EXERCISE AIM:
Exclude the pictures and reproduce the remaining data exactly as written.

Stored records
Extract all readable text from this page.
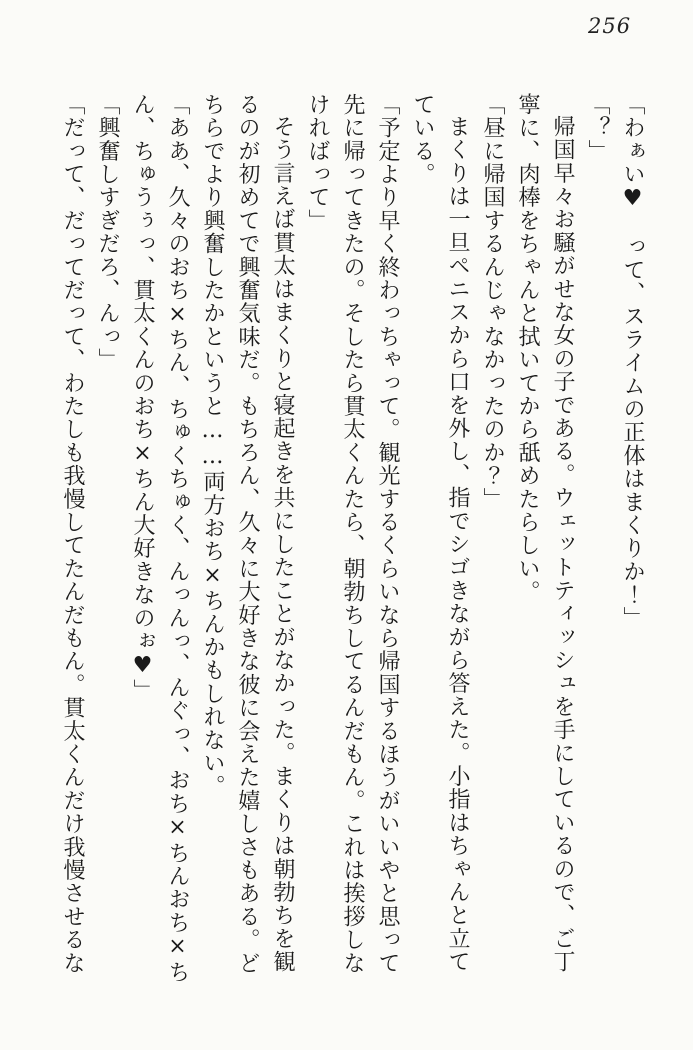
256

「わぁい♥　って、スライムの正体はまくりか！」

「？」

帰国早々お騒がせな女の子である。ウェットティッシュを手にしているので、ご丁

寧に、肉棒をちゃんと拭いてから舐めたらしい。

「昼に帰国するんじゃなかったのか？」

まくりは一旦ペニスから口を外し、指でシゴきながら答えた。小指はちゃんと立て

ている。

「予定より早く終わっちゃって。観光するくらいなら帰国するほうがいいやと思って

先に帰ってきたの。そしたら貫太くんたら、朝勃ちしてるんだもん。これは挨拶しな

ければって」

そう言えば貫太はまくりと寝起きを共にしたことがなかった。まくりは朝勃ちを観

るのが初めてで興奮気味だ。もちろん、久々に大好きな彼に会えた嬉しさもある。ど

ちらでより興奮したかというと……両方おち×ちんかもしれない。

「ああ、久々のおち×ちん、ちゅくちゅく、んっんっ、んぐっ、おち×ちんおち×ち

ん、ちゅうぅっ、貫太くんのおち×ちん大好きなのぉ♥」

「興奮しすぎだろ、んっ」

「だって、だってだって、わたしも我慢してたんだもん。貫太くんだけ我慢させるな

TASK RESPONSE:
Extract all readable text from this page.
256

「わぁい♥　って、スライムの正体はまくりか！」

「？」

帰国早々お騒がせな女の子である。ウェットティッシュを手にしているので、ご丁

寧に、肉棒をちゃんと拭いてから舐めたらしい。

「昼に帰国するんじゃなかったのか？」

まくりは一旦ペニスから口を外し、指でシゴきながら答えた。小指はちゃんと立て

ている。

「予定より早く終わっちゃって。観光するくらいなら帰国するほうがいいやと思って

先に帰ってきたの。そしたら貫太くんたら、朝勃ちしてるんだもん。これは挨拶しな

ければって」

そう言えば貫太はまくりと寝起きを共にしたことがなかった。まくりは朝勃ちを観

るのが初めてで興奮気味だ。もちろん、久々に大好きな彼に会えた嬉しさもある。ど

ちらでより興奮したかというと……両方おち×ちんかもしれない。

「ああ、久々のおち×ちん、ちゅくちゅく、んっんっ、んぐっ、おち×ちんおち×ち

ん、ちゅうぅっ、貫太くんのおち×ちん大好きなのぉ♥」

「興奮しすぎだろ、んっ」

「だって、だってだって、わたしも我慢してたんだもん。貫太くんだけ我慢させるな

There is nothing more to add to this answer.